BEGIN Input

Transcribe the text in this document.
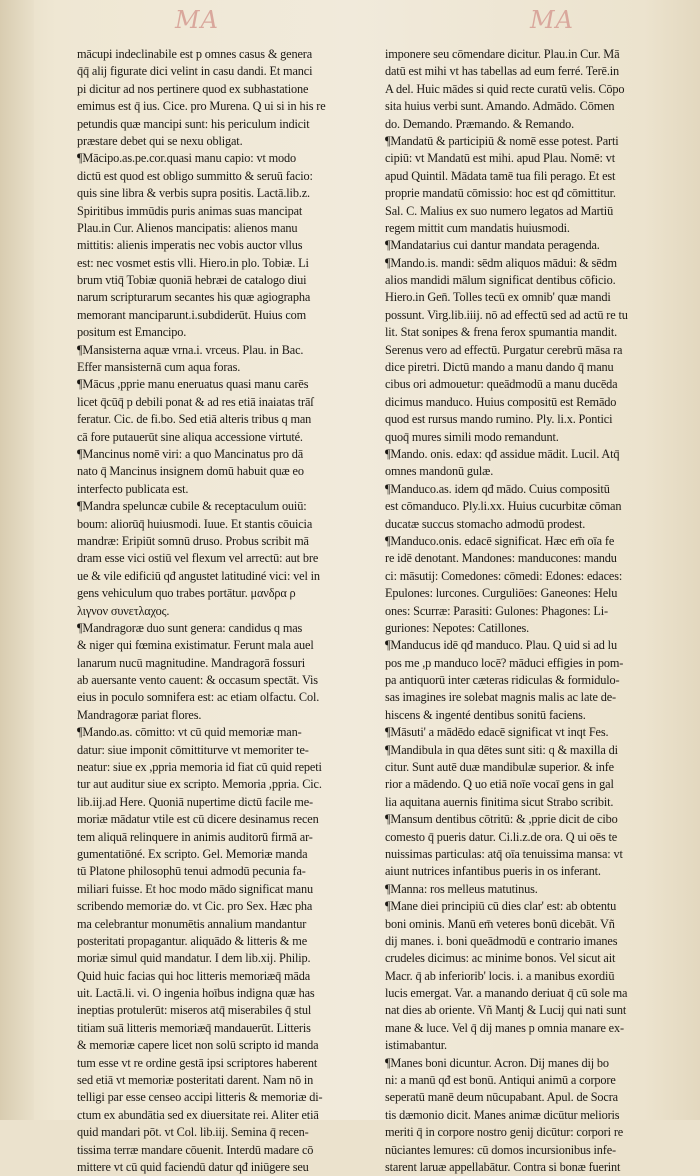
MA	MA
mācupi indeclinabile est p omnes casus & genera
q̄q̄ alij figurate dici velint in casu dandi. Et manci
pi dicitur ad nos pertinere quod ex subhastatione
emimus est q̄ ius. Cice. pro Murena. Q ui si in his re
petundis quæ mancipi sunt: his periculum indicit
præstare debet qui se nexu obligat.
¶Mācipo.as.pe.cor.quasi manu capio: vt modo
dictū est quod est obligo summitto & seruū facio:
quis sine libra & verbis supra positis. Lactā.lib.z.
Spiritibus immūdis puris animas suas mancipat
Plau.in Cur. Alienos mancipatis: alienos manu
mittitis: alienis imperatis nec vobis auctor vllus
est: nec vosmet estis vlli. Hiero.in plo. Tobiæ. Li
brum vtiq̄ Tobiæ quoniā hebræi de catalogo diui
narum scripturarum secantes his quæ agiographa
memorant manciparunt.i.subdiderūt. Huius com
positum est Emancipo.
¶Mansisterna aquæ vrna.i. vrceus. Plau. in Bac.
Effer mansisternā cum aqua foras.
¶Mācus ,pprie manu eneruatus quasi manu carēs
licet q̄cūq̄ p debili ponat & ad res etiā inaiatas trāſ
feratur. Cic. de fi.bo. Sed etiā alteris tribus q man
cā fore putauerūt sine aliqua accessione virtuté.
¶Mancinus nomē viri: a quo Mancinatus pro dā
nato q̄ Mancinus insignem domū habuit quæ eo
interfecto publicata est.
¶Mandra speluncæ cubile & receptaculum ouiū:
boum: aliorūq̄ huiusmodi. Iuue. Et stantis cōuicia
mandræ: Eripiūt somnū druso. Probus scribit mā
dram esse vici ostiū vel flexum vel arrectū: aut bre
ue & vile edificiū qđ angustet latitudiné vici: vel in
gens vehiculum quo trabes portātur. μανδρα ρ
λιγνον συνετλαχος.
¶Mandragoræ duo sunt genera: candidus q mas
& niger qui fœmina existimatur. Ferunt mala auel
lanarum nucū magnitudine. Mandragorā fossuri
ab auersante vento cauent: & occasum spectāt. Vis
eius in poculo somnifera est: ac etiam olfactu. Col.
Mandragoræ pariat flores.
¶Mando.as. cōmitto: vt cū quid memoriæ man-
datur: siue imponit cōmittiturve vt memoriter te-
neatur: siue ex ,ppria memoria id fiat cū quid repeti
tur aut auditur siue ex scripto. Memoria ,ppria. Cic.
lib.iij.ad Here. Quoniā nupertime dictū facile me-
moriæ mādatur vtile est cū dicere desinamus recen
tem aliquā relinquere in animis auditorū firmā ar-
gumentatiōné. Ex scripto. Gel. Memoriæ manda
tū Platone philosophū tenui admodū pecunia fa-
miliari fuisse. Et hoc modo mādo significat manu
scribendo memoriæ do. vt Cic. pro Sex. Hæc pha
ma celebrantur monumētis annalium mandantur
posteritati propagantur. aliquādo & litteris & me
moriæ simul quid mandatur. I dem lib.xij. Philip.
Quid huic facias qui hoc litteris memoriæq̄ māda
uit. Lactā.li. vi. O ingenia hoībus indigna quæ has
ineptias protulerūt: miseros atq̄ miserabiles q̄ stul
titiam suā litteris memoriæq̄ mandauerūt. Litteris
& memoriæ capere licet non solū scripto id manda
tum esse vt re ordine gestā ipsi scriptores haberent
sed etiā vt memoriæ posteritati darent. Nam nō in
telligi par esse censeo accipi litteris & memoriæ di-
ctum ex abundātia sed ex diuersitate rei. Aliter etiā
quid mandari pōt. vt Col. lib.iij. Semina q̄ recen-
tissima terræ mandare cōuenit. Interdū madare cō
mittere vt cū quid faciendū datur qđ iniūgere seu
imponere seu cōmendare dicitur. Plau.in Cur. Mā
datū est mihi vt has tabellas ad eum ferré. Terē.in
A del. Huic mādes si quid recte curatū velis. Cōpo
sita huius verbi sunt. Amando. Admādo. Cōmen
do. Demando. Præmando. & Remando.
¶Mandatū & participiū & nomē esse potest. Parti
cipiū: vt Mandatū est mihi. apud Plau. Nomē: vt
apud Quintil. Mādata tamē tua fili perago. Et est
proprie mandatū cōmissio: hoc est qđ cōmittitur.
Sal. C. Malius ex suo numero legatos ad Martiū
regem mittit cum mandatis huiusmodi.
¶Mandatarius cui dantur mandata peragenda.
¶Mando.is. mandi: sēdm aliquos mādui: & sēdm
alios mandidi mālum significat dentibus cōficio.
Hiero.in Gen̄. Tolles tecū ex omnib' quæ mandi
possunt. Virg.lib.iiij. nō ad effectū sed ad actū re tu
lit. Stat sonipes & frena ferox spumantia mandit.
Serenus vero ad effectū. Purgatur cerebrū māsa ra
dice piretri. Dictū mando a manu dando q̄ manu
cibus ori admouetur: queādmodū a manu ducēda
dicimus manduco. Huius compositū est Remādo
quod est rursus mando rumino. Ply. li.x. Pontici
quoq̄ mures simili modo remandunt.
¶Mando. onis. edax: qđ assidue mādit. Lucil. Atq̄
omnes mandonū gulæ.
¶Manduco.as. idem qđ mādo. Cuius compositū
est cōmanduco. Ply.li.xx. Huius cucurbitæ cōman
ducatæ succus stomacho admodū prodest.
¶Manduco.onis. edacē significat. Hæc em̄ oīa fe
re idē denotant. Mandones: manducones: mandu
ci: māsutij: Comedones: cōmedi: Edones: edaces:
Epulones: lurcones. Curguliōes: Ganeones: Helu
ones: Scurræ: Parasiti: Gulones: Phagones: Li-
guriones: Nepotes: Catillones.
¶Manducus idē qđ manduco. Plau. Q uid si ad lu
pos me ,p manduco locē? māduci effigies in pom-
pa antiquorū inter cæteras ridiculas & formidulo-
sas imagines ire solebat magnis malis ac late de-
hiscens & ingenté dentibus sonitū faciens.
¶Māsuti' a mādēdo edacē significat vt inqt Fes.
¶Mandibula in qua dētes sunt siti: q & maxilla di
citur. Sunt autē duæ mandibulæ superior. & infe
rior a mādendo. Q uo etiā noīe vocaī gens in gal
lia aquitana auernis finitima sicut Strabo scribit.
¶Mansum dentibus cōtritū: & ,pprie dicit de cibo
comesto q̄ pueris datur. Ci.li.z.de ora. Q ui oēs te
nuissimas particulas: atq̄ oīa tenuissima mansa: vt
aiunt nutrices infantibus pueris in os inferant.
¶Manna: ros melleus matutinus.
¶Mane diei principiū cū dies clar' est: ab obtentu
boni ominis. Manū em̄ veteres bonū dicebāt. Vñ
dij manes. i. boni queādmodū e contrario imanes
crudeles dicimus: ac minime bonos. Vel sicut ait
Macr. q̄ ab inferiorib' locis. i. a manibus exordiū
lucis emergat. Var. a manando deriuat q̄ cū sole ma
nat dies ab oriente. Vñ Mantj & Lucij qui nati sunt
mane & luce. Vel q̄ dij manes p omnia manare ex-
istimabantur.
¶Manes boni dicuntur. Acron. Dij manes dij bo
ni: a manū qđ est bonū. Antiqui animū a corpore
seperatū manē deum nūcupabant. Apul. de Socra
tis dæmonio dicit. Manes animæ dicūtur melioris
meriti q̄ in corpore nostro genij dicūtur: corpori re
nūciantes lemures: cū domos incursionibus infe-
starent laruæ appellabātur. Contra si bonæ fuerint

END Input

### Required work
Go through the entries above and output them exactly, without pictures.

### Solution to this task
Transcribe the text in this document.
MA	MA
mācupi indeclinabile est p omnes casus & genera
q̄q̄ alij figurate dici velint in casu dandi. Et manci
pi dicitur ad nos pertinere quod ex subhastatione
emimus est q̄ ius. Cice. pro Murena. Q ui si in his re
petundis quæ mancipi sunt: his periculum indicit
præstare debet qui se nexu obligat.
¶Mācipo.as.pe.cor.quasi manu capio: vt modo
dictū est quod est obligo summitto & seruū facio:
quis sine libra & verbis supra positis. Lactā.lib.z.
Spiritibus immūdis puris animas suas mancipat
Plau.in Cur. Alienos mancipatis: alienos manu
mittitis: alienis imperatis nec vobis auctor vllus
est: nec vosmet estis vlli. Hiero.in plo. Tobiæ. Li
brum vtiq̄ Tobiæ quoniā hebræi de catalogo diui
narum scripturarum secantes his quæ agiographa
memorant manciparunt.i.subdiderūt. Huius com
positum est Emancipo.
¶Mansisterna aquæ vrna.i. vrceus. Plau. in Bac.
Effer mansisternā cum aqua foras.
¶Mācus ,pprie manu eneruatus quasi manu carēs
licet q̄cūq̄ p debili ponat & ad res etiā inaiatas trāſ
feratur. Cic. de fi.bo. Sed etiā alteris tribus q man
cā fore putauerūt sine aliqua accessione virtuté.
¶Mancinus nomē viri: a quo Mancinatus pro dā
nato q̄ Mancinus insignem domū habuit quæ eo
interfecto publicata est.
¶Mandra speluncæ cubile & receptaculum ouiū:
boum: aliorūq̄ huiusmodi. Iuue. Et stantis cōuicia
mandræ: Eripiūt somnū druso. Probus scribit mā
dram esse vici ostiū vel flexum vel arrectū: aut bre
ue & vile edificiū qđ angustet latitudiné vici: vel in
gens vehiculum quo trabes portātur. μανδρα ρ
λιγνον συνετλαχος.
¶Mandragoræ duo sunt genera: candidus q mas
& niger qui fœmina existimatur. Ferunt mala auel
lanarum nucū magnitudine. Mandragorā fossuri
ab auersante vento cauent: & occasum spectāt. Vis
eius in poculo somnifera est: ac etiam olfactu. Col.
Mandragoræ pariat flores.
¶Mando.as. cōmitto: vt cū quid memoriæ man-
datur: siue imponit cōmittiturve vt memoriter te-
neatur: siue ex ,ppria memoria id fiat cū quid repeti
tur aut auditur siue ex scripto. Memoria ,ppria. Cic.
lib.iij.ad Here. Quoniā nupertime dictū facile me-
moriæ mādatur vtile est cū dicere desinamus recen
tem aliquā relinquere in animis auditorū firmā ar-
gumentatiōné. Ex scripto. Gel. Memoriæ manda
tū Platone philosophū tenui admodū pecunia fa-
miliari fuisse. Et hoc modo mādo significat manu
scribendo memoriæ do. vt Cic. pro Sex. Hæc pha
ma celebrantur monumētis annalium mandantur
posteritati propagantur. aliquādo & litteris & me
moriæ simul quid mandatur. I dem lib.xij. Philip.
Quid huic facias qui hoc litteris memoriæq̄ māda
uit. Lactā.li. vi. O ingenia hoībus indigna quæ has
ineptias protulerūt: miseros atq̄ miserabiles q̄ stul
titiam suā litteris memoriæq̄ mandauerūt. Litteris
& memoriæ capere licet non solū scripto id manda
tum esse vt re ordine gestā ipsi scriptores haberent
sed etiā vt memoriæ posteritati darent. Nam nō in
telligi par esse censeo accipi litteris & memoriæ di-
ctum ex abundātia sed ex diuersitate rei. Aliter etiā
quid mandari pōt. vt Col. lib.iij. Semina q̄ recen-
tissima terræ mandare cōuenit. Interdū madare cō
mittere vt cū quid faciendū datur qđ iniūgere seu
imponere seu cōmendare dicitur. Plau.in Cur. Mā
datū est mihi vt has tabellas ad eum ferré. Terē.in
A del. Huic mādes si quid recte curatū velis. Cōpo
sita huius verbi sunt. Amando. Admādo. Cōmen
do. Demando. Præmando. & Remando.
¶Mandatū & participiū & nomē esse potest. Parti
cipiū: vt Mandatū est mihi. apud Plau. Nomē: vt
apud Quintil. Mādata tamē tua fili perago. Et est
proprie mandatū cōmissio: hoc est qđ cōmittitur.
Sal. C. Malius ex suo numero legatos ad Martiū
regem mittit cum mandatis huiusmodi.
¶Mandatarius cui dantur mandata peragenda.
¶Mando.is. mandi: sēdm aliquos mādui: & sēdm
alios mandidi mālum significat dentibus cōficio.
Hiero.in Gen̄. Tolles tecū ex omnib' quæ mandi
possunt. Virg.lib.iiij. nō ad effectū sed ad actū re tu
lit. Stat sonipes & frena ferox spumantia mandit.
Serenus vero ad effectū. Purgatur cerebrū māsa ra
dice piretri. Dictū mando a manu dando q̄ manu
cibus ori admouetur: queādmodū a manu ducēda
dicimus manduco. Huius compositū est Remādo
quod est rursus mando rumino. Ply. li.x. Pontici
quoq̄ mures simili modo remandunt.
¶Mando. onis. edax: qđ assidue mādit. Lucil. Atq̄
omnes mandonū gulæ.
¶Manduco.as. idem qđ mādo. Cuius compositū
est cōmanduco. Ply.li.xx. Huius cucurbitæ cōman
ducatæ succus stomacho admodū prodest.
¶Manduco.onis. edacē significat. Hæc em̄ oīa fe
re idē denotant. Mandones: manducones: mandu
ci: māsutij: Comedones: cōmedi: Edones: edaces:
Epulones: lurcones. Curguliōes: Ganeones: Helu
ones: Scurræ: Parasiti: Gulones: Phagones: Li-
guriones: Nepotes: Catillones.
¶Manducus idē qđ manduco. Plau. Q uid si ad lu
pos me ,p manduco locē? māduci effigies in pom-
pa antiquorū inter cæteras ridiculas & formidulo-
sas imagines ire solebat magnis malis ac late de-
hiscens & ingenté dentibus sonitū faciens.
¶Māsuti' a mādēdo edacē significat vt inqt Fes.
¶Mandibula in qua dētes sunt siti: q & maxilla di
citur. Sunt autē duæ mandibulæ superior. & infe
rior a mādendo. Q uo etiā noīe vocaī gens in gal
lia aquitana auernis finitima sicut Strabo scribit.
¶Mansum dentibus cōtritū: & ,pprie dicit de cibo
comesto q̄ pueris datur. Ci.li.z.de ora. Q ui oēs te
nuissimas particulas: atq̄ oīa tenuissima mansa: vt
aiunt nutrices infantibus pueris in os inferant.
¶Manna: ros melleus matutinus.
¶Mane diei principiū cū dies clar' est: ab obtentu
boni ominis. Manū em̄ veteres bonū dicebāt. Vñ
dij manes. i. boni queādmodū e contrario imanes
crudeles dicimus: ac minime bonos. Vel sicut ait
Macr. q̄ ab inferiorib' locis. i. a manibus exordiū
lucis emergat. Var. a manando deriuat q̄ cū sole ma
nat dies ab oriente. Vñ Mantj & Lucij qui nati sunt
mane & luce. Vel q̄ dij manes p omnia manare ex-
istimabantur.
¶Manes boni dicuntur. Acron. Dij manes dij bo
ni: a manū qđ est bonū. Antiqui animū a corpore
seperatū manē deum nūcupabant. Apul. de Socra
tis dæmonio dicit. Manes animæ dicūtur melioris
meriti q̄ in corpore nostro genij dicūtur: corpori re
nūciantes lemures: cū domos incursionibus infe-
starent laruæ appellabātur. Contra si bonæ fuerint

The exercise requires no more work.